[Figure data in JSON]
◆ ◆ ◆

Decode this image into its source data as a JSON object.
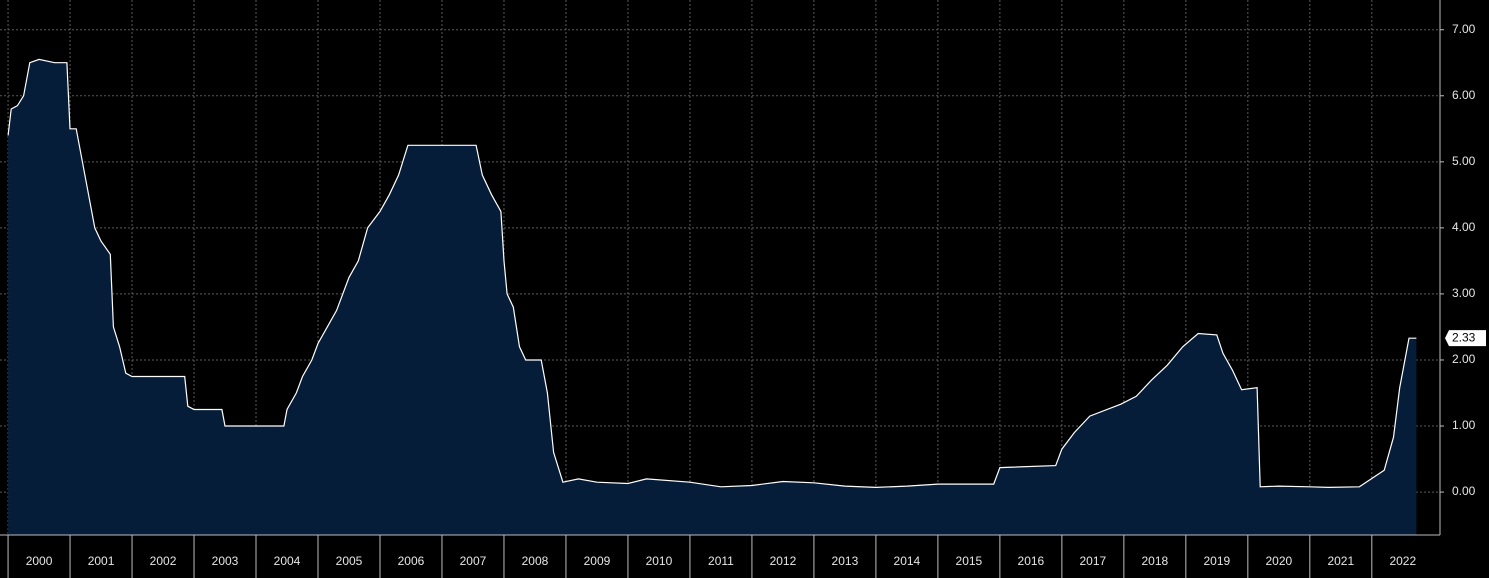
{
  "chart_data": {
    "type": "area",
    "x": [
      2000.0,
      2000.05,
      2000.15,
      2000.25,
      2000.35,
      2000.5,
      2000.75,
      2000.95,
      2001.0,
      2001.1,
      2001.2,
      2001.3,
      2001.4,
      2001.5,
      2001.65,
      2001.7,
      2001.8,
      2001.9,
      2002.0,
      2002.5,
      2002.85,
      2002.9,
      2003.0,
      2003.45,
      2003.5,
      2004.0,
      2004.45,
      2004.5,
      2004.65,
      2004.75,
      2004.9,
      2005.0,
      2005.15,
      2005.3,
      2005.5,
      2005.65,
      2005.8,
      2006.0,
      2006.15,
      2006.3,
      2006.45,
      2006.7,
      2007.0,
      2007.55,
      2007.65,
      2007.8,
      2007.95,
      2008.0,
      2008.05,
      2008.15,
      2008.25,
      2008.35,
      2008.6,
      2008.7,
      2008.8,
      2008.95,
      2009.2,
      2009.5,
      2010.0,
      2010.3,
      2011.0,
      2011.5,
      2012.0,
      2012.5,
      2013.0,
      2013.5,
      2014.0,
      2014.5,
      2015.0,
      2015.9,
      2016.0,
      2016.9,
      2017.0,
      2017.2,
      2017.45,
      2017.95,
      2018.2,
      2018.45,
      2018.7,
      2018.95,
      2019.2,
      2019.5,
      2019.6,
      2019.75,
      2019.9,
      2020.15,
      2020.2,
      2020.5,
      2021.0,
      2021.3,
      2021.8,
      2022.2,
      2022.35,
      2022.45,
      2022.6,
      2022.72
    ],
    "values": [
      5.4,
      5.8,
      5.85,
      6.0,
      6.5,
      6.55,
      6.5,
      6.5,
      5.5,
      5.5,
      5.0,
      4.5,
      4.0,
      3.8,
      3.6,
      2.5,
      2.2,
      1.8,
      1.75,
      1.75,
      1.75,
      1.3,
      1.25,
      1.25,
      1.0,
      1.0,
      1.0,
      1.25,
      1.5,
      1.75,
      2.0,
      2.25,
      2.5,
      2.75,
      3.25,
      3.5,
      4.0,
      4.25,
      4.5,
      4.8,
      5.25,
      5.25,
      5.25,
      5.25,
      4.8,
      4.5,
      4.25,
      3.5,
      3.0,
      2.8,
      2.2,
      2.0,
      2.0,
      1.5,
      0.6,
      0.15,
      0.2,
      0.15,
      0.13,
      0.2,
      0.15,
      0.08,
      0.1,
      0.16,
      0.14,
      0.09,
      0.07,
      0.09,
      0.12,
      0.12,
      0.37,
      0.4,
      0.65,
      0.9,
      1.15,
      1.33,
      1.45,
      1.7,
      1.92,
      2.2,
      2.4,
      2.38,
      2.1,
      1.85,
      1.55,
      1.58,
      0.08,
      0.09,
      0.08,
      0.07,
      0.08,
      0.33,
      0.83,
      1.58,
      2.33,
      2.33
    ],
    "line_color": "#ffffff",
    "fill_color": "#061d3a",
    "xlim": [
      1999.87,
      2023.1
    ],
    "xticks": [
      2000,
      2001,
      2002,
      2003,
      2004,
      2005,
      2006,
      2007,
      2008,
      2009,
      2010,
      2011,
      2012,
      2013,
      2014,
      2015,
      2016,
      2017,
      2018,
      2019,
      2020,
      2021,
      2022
    ],
    "ylim": [
      -0.65,
      7.45
    ],
    "yticks": [
      {
        "value": 0,
        "label": "0.00"
      },
      {
        "value": 1,
        "label": "1.00"
      },
      {
        "value": 2,
        "label": "2.00"
      },
      {
        "value": 3,
        "label": "3.00"
      },
      {
        "value": 4,
        "label": "4.00"
      },
      {
        "value": 5,
        "label": "5.00"
      },
      {
        "value": 6,
        "label": "6.00"
      },
      {
        "value": 7,
        "label": "7.00"
      }
    ],
    "grid": true
  }
}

◆ ◆ ◆

Repeat the material above verbatim. Leave the pictures behind.

Decode this image into its source data as a JSON object.
{
  "chart_data": {
    "type": "area",
    "x": [
      2000.0,
      2000.05,
      2000.15,
      2000.25,
      2000.35,
      2000.5,
      2000.75,
      2000.95,
      2001.0,
      2001.1,
      2001.2,
      2001.3,
      2001.4,
      2001.5,
      2001.65,
      2001.7,
      2001.8,
      2001.9,
      2002.0,
      2002.5,
      2002.85,
      2002.9,
      2003.0,
      2003.45,
      2003.5,
      2004.0,
      2004.45,
      2004.5,
      2004.65,
      2004.75,
      2004.9,
      2005.0,
      2005.15,
      2005.3,
      2005.5,
      2005.65,
      2005.8,
      2006.0,
      2006.15,
      2006.3,
      2006.45,
      2006.7,
      2007.0,
      2007.55,
      2007.65,
      2007.8,
      2007.95,
      2008.0,
      2008.05,
      2008.15,
      2008.25,
      2008.35,
      2008.6,
      2008.7,
      2008.8,
      2008.95,
      2009.2,
      2009.5,
      2010.0,
      2010.3,
      2011.0,
      2011.5,
      2012.0,
      2012.5,
      2013.0,
      2013.5,
      2014.0,
      2014.5,
      2015.0,
      2015.9,
      2016.0,
      2016.9,
      2017.0,
      2017.2,
      2017.45,
      2017.95,
      2018.2,
      2018.45,
      2018.7,
      2018.95,
      2019.2,
      2019.5,
      2019.6,
      2019.75,
      2019.9,
      2020.15,
      2020.2,
      2020.5,
      2021.0,
      2021.3,
      2021.8,
      2022.2,
      2022.35,
      2022.45,
      2022.6,
      2022.72
    ],
    "values": [
      5.4,
      5.8,
      5.85,
      6.0,
      6.5,
      6.55,
      6.5,
      6.5,
      5.5,
      5.5,
      5.0,
      4.5,
      4.0,
      3.8,
      3.6,
      2.5,
      2.2,
      1.8,
      1.75,
      1.75,
      1.75,
      1.3,
      1.25,
      1.25,
      1.0,
      1.0,
      1.0,
      1.25,
      1.5,
      1.75,
      2.0,
      2.25,
      2.5,
      2.75,
      3.25,
      3.5,
      4.0,
      4.25,
      4.5,
      4.8,
      5.25,
      5.25,
      5.25,
      5.25,
      4.8,
      4.5,
      4.25,
      3.5,
      3.0,
      2.8,
      2.2,
      2.0,
      2.0,
      1.5,
      0.6,
      0.15,
      0.2,
      0.15,
      0.13,
      0.2,
      0.15,
      0.08,
      0.1,
      0.16,
      0.14,
      0.09,
      0.07,
      0.09,
      0.12,
      0.12,
      0.37,
      0.4,
      0.65,
      0.9,
      1.15,
      1.33,
      1.45,
      1.7,
      1.92,
      2.2,
      2.4,
      2.38,
      2.1,
      1.85,
      1.55,
      1.58,
      0.08,
      0.09,
      0.08,
      0.07,
      0.08,
      0.33,
      0.83,
      1.58,
      2.33,
      2.33
    ],
    "line_color": "#ffffff",
    "fill_color": "#061d3a",
    "xlim": [
      1999.87,
      2023.1
    ],
    "xticks": [
      2000,
      2001,
      2002,
      2003,
      2004,
      2005,
      2006,
      2007,
      2008,
      2009,
      2010,
      2011,
      2012,
      2013,
      2014,
      2015,
      2016,
      2017,
      2018,
      2019,
      2020,
      2021,
      2022
    ],
    "ylim": [
      -0.65,
      7.45
    ],
    "yticks": [
      {
        "value": 0,
        "label": "0.00"
      },
      {
        "value": 1,
        "label": "1.00"
      },
      {
        "value": 2,
        "label": "2.00"
      },
      {
        "value": 3,
        "label": "3.00"
      },
      {
        "value": 4,
        "label": "4.00"
      },
      {
        "value": 5,
        "label": "5.00"
      },
      {
        "value": 6,
        "label": "6.00"
      },
      {
        "value": 7,
        "label": "7.00"
      }
    ],
    "grid": true
  }
}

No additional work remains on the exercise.